Your objective – Track down the lines that contain "phone" and copy them.
━━━ Provided records
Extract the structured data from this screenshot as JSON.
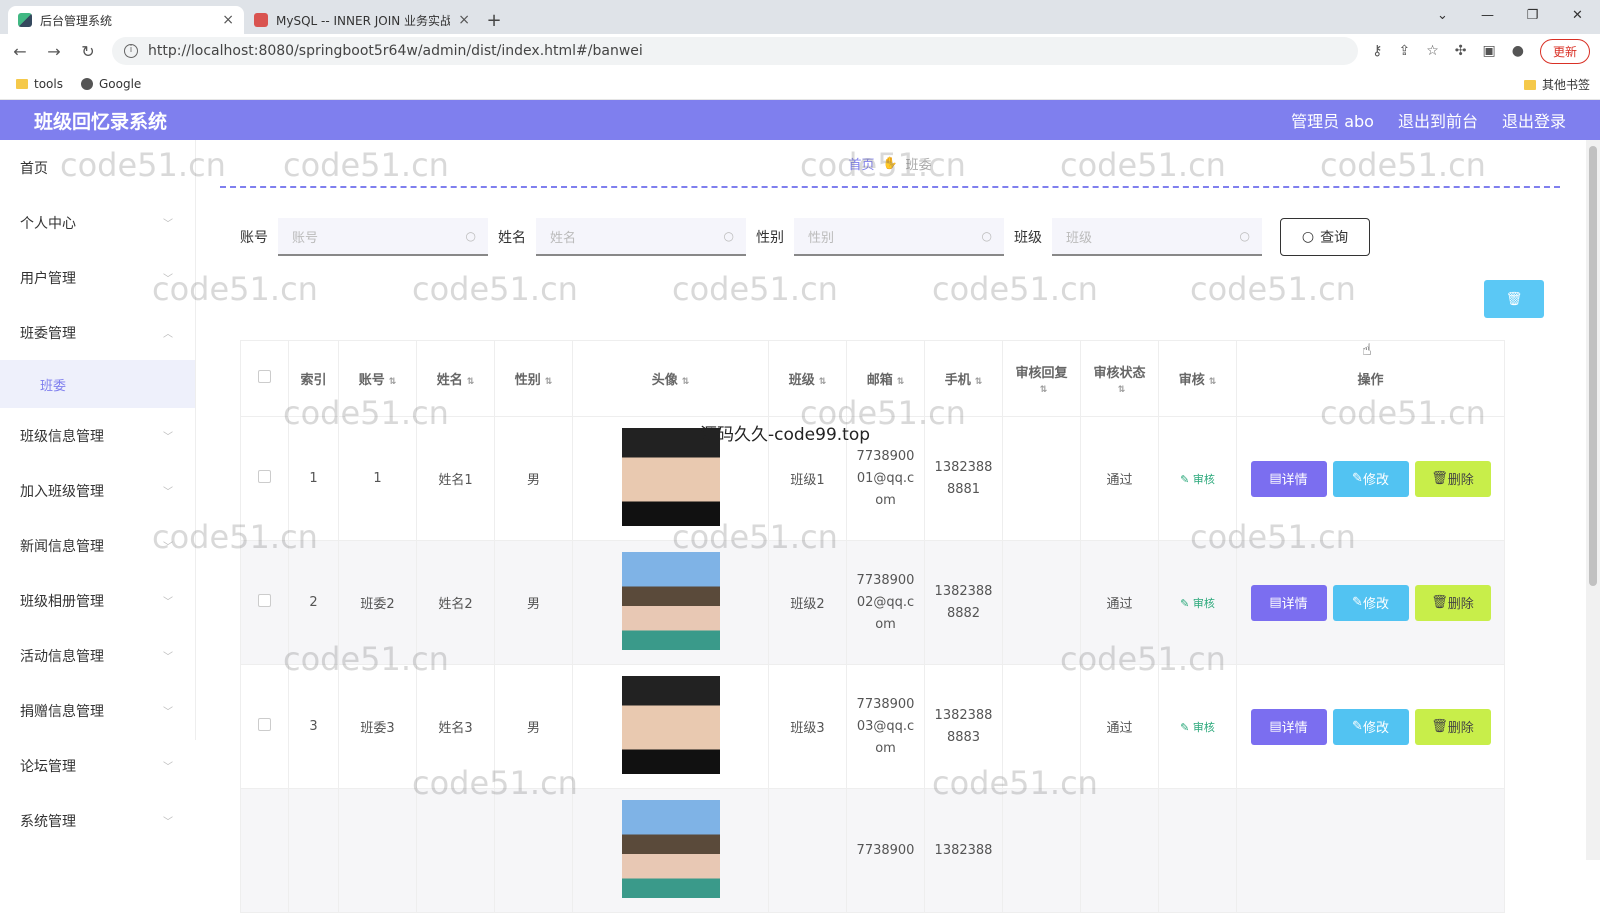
{
  "browser": {
    "tabs": [
      {
        "title": "后台管理系统",
        "close": "×"
      },
      {
        "title": "MySQL -- INNER JOIN 业务实战",
        "close": "×"
      }
    ],
    "new_tab": "+",
    "url": "http://localhost:8080/springboot5r64w/admin/dist/index.html#/banwei",
    "update_label": "更新",
    "bookmarks": [
      "tools",
      "Google"
    ],
    "other_bookmarks": "其他书签"
  },
  "app": {
    "title": "班级回忆录系统",
    "header_links": [
      "管理员 abo",
      "退出到前台",
      "退出登录"
    ]
  },
  "sidebar": {
    "items": [
      {
        "label": "首页"
      },
      {
        "label": "个人中心"
      },
      {
        "label": "用户管理"
      },
      {
        "label": "班委管理"
      },
      {
        "label": "班委",
        "sub": true
      },
      {
        "label": "班级信息管理"
      },
      {
        "label": "加入班级管理"
      },
      {
        "label": "新闻信息管理"
      },
      {
        "label": "班级相册管理"
      },
      {
        "label": "活动信息管理"
      },
      {
        "label": "捐赠信息管理"
      },
      {
        "label": "论坛管理"
      },
      {
        "label": "系统管理"
      }
    ]
  },
  "breadcrumb": {
    "home": "首页",
    "current": "班委"
  },
  "search": {
    "fields": [
      {
        "label": "账号",
        "placeholder": "账号"
      },
      {
        "label": "姓名",
        "placeholder": "姓名"
      },
      {
        "label": "性别",
        "placeholder": "性别"
      },
      {
        "label": "班级",
        "placeholder": "班级"
      }
    ],
    "query_label": "查询"
  },
  "table": {
    "headers": [
      "索引",
      "账号",
      "姓名",
      "性别",
      "头像",
      "班级",
      "邮箱",
      "手机",
      "审核回复",
      "审核状态",
      "审核",
      "操作"
    ],
    "rows": [
      {
        "index": "1",
        "account": "1",
        "name": "姓名1",
        "gender": "男",
        "avatar": "male",
        "class": "班级1",
        "email": "773890001@qq.com",
        "phone": "13823888881",
        "reply": "",
        "status": "通过",
        "audit": "审核"
      },
      {
        "index": "2",
        "account": "班委2",
        "name": "姓名2",
        "gender": "男",
        "avatar": "female",
        "class": "班级2",
        "email": "773890002@qq.com",
        "phone": "13823888882",
        "reply": "",
        "status": "通过",
        "audit": "审核"
      },
      {
        "index": "3",
        "account": "班委3",
        "name": "姓名3",
        "gender": "男",
        "avatar": "male",
        "class": "班级3",
        "email": "773890003@qq.com",
        "phone": "13823888883",
        "reply": "",
        "status": "通过",
        "audit": "审核"
      }
    ],
    "partial_row": {
      "email": "7738900",
      "phone": "1382388"
    },
    "actions": {
      "detail": "详情",
      "edit": "修改",
      "delete": "删除"
    }
  },
  "watermark": "code51.cn",
  "overlay_text": "源码久久-code99.top"
}
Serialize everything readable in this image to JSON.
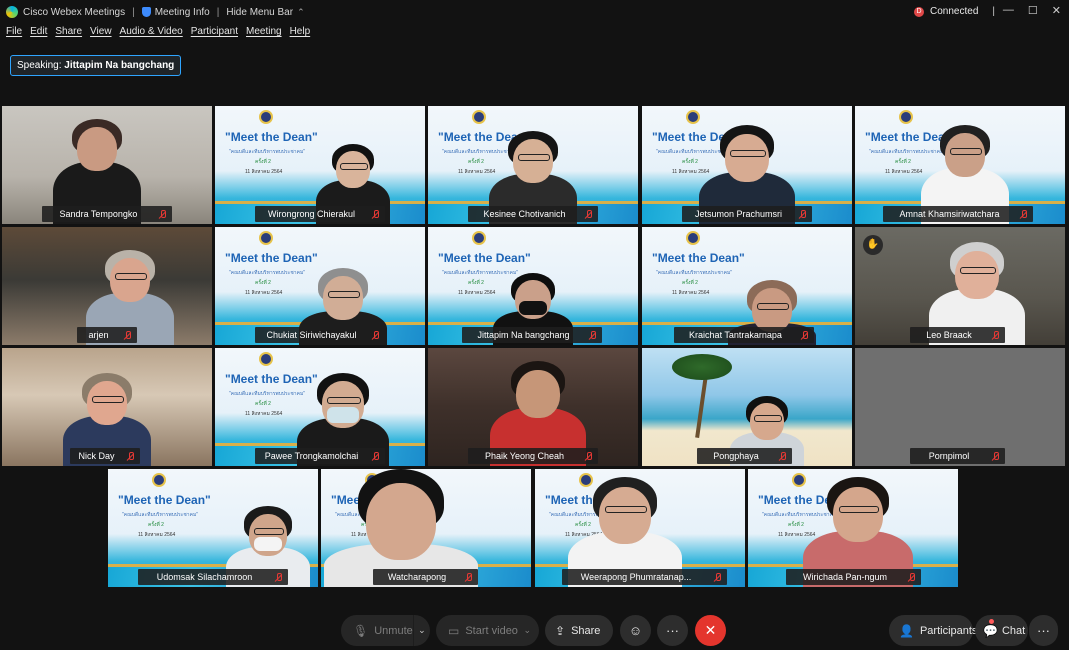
{
  "titlebar": {
    "app": "Cisco Webex Meetings",
    "meeting_info": "Meeting Info",
    "hide_menu": "Hide Menu Bar",
    "status": "Connected",
    "status_letter": "D",
    "win_min": "—",
    "win_max": "☐",
    "win_close": "✕"
  },
  "menu": [
    "File",
    "Edit",
    "Share",
    "View",
    "Audio & Video",
    "Participant",
    "Meeting",
    "Help"
  ],
  "speaking": {
    "label": "Speaking:",
    "name": "Jittapim Na bangchang"
  },
  "slide": {
    "title": "\"Meet the Dean\"",
    "sub": "\"คณบดีและทีมบริหารพบประชาคม\"",
    "round": "ครั้งที่ 2",
    "date": "11 สิงหาคม 2564"
  },
  "participants": [
    {
      "name": "Sandra Tempongko"
    },
    {
      "name": "Wirongrong Chierakul"
    },
    {
      "name": "Kesinee Chotivanich"
    },
    {
      "name": "Jetsumon Prachumsri"
    },
    {
      "name": "Amnat Khamsiriwatchara"
    },
    {
      "name": "arjen"
    },
    {
      "name": "Chukiat Siriwichayakul"
    },
    {
      "name": "Jittapim Na bangchang"
    },
    {
      "name": "Kraichat Tantrakarnapa"
    },
    {
      "name": "Leo Braack"
    },
    {
      "name": "Nick Day"
    },
    {
      "name": "Pawee Trongkamolchai"
    },
    {
      "name": "Phaik Yeong Cheah"
    },
    {
      "name": "Pongphaya"
    },
    {
      "name": "Pornpimol"
    },
    {
      "name": "Udomsak Silachamroon"
    },
    {
      "name": "Watcharapong"
    },
    {
      "name": "Weerapong Phumratanap..."
    },
    {
      "name": "Wirichada Pan-ngum"
    }
  ],
  "controls": {
    "unmute": "Unmute",
    "start_video": "Start video",
    "share": "Share",
    "participants": "Participants",
    "chat": "Chat"
  },
  "colors": {
    "accent": "#2fa5ff",
    "end": "#e4352d",
    "muted": "#e53935"
  }
}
━━━━━━
Full output –
        "phone": "13823888881",
        "phone": "13823888882",
        "phone": "13823888883",
      "phone": "1382388"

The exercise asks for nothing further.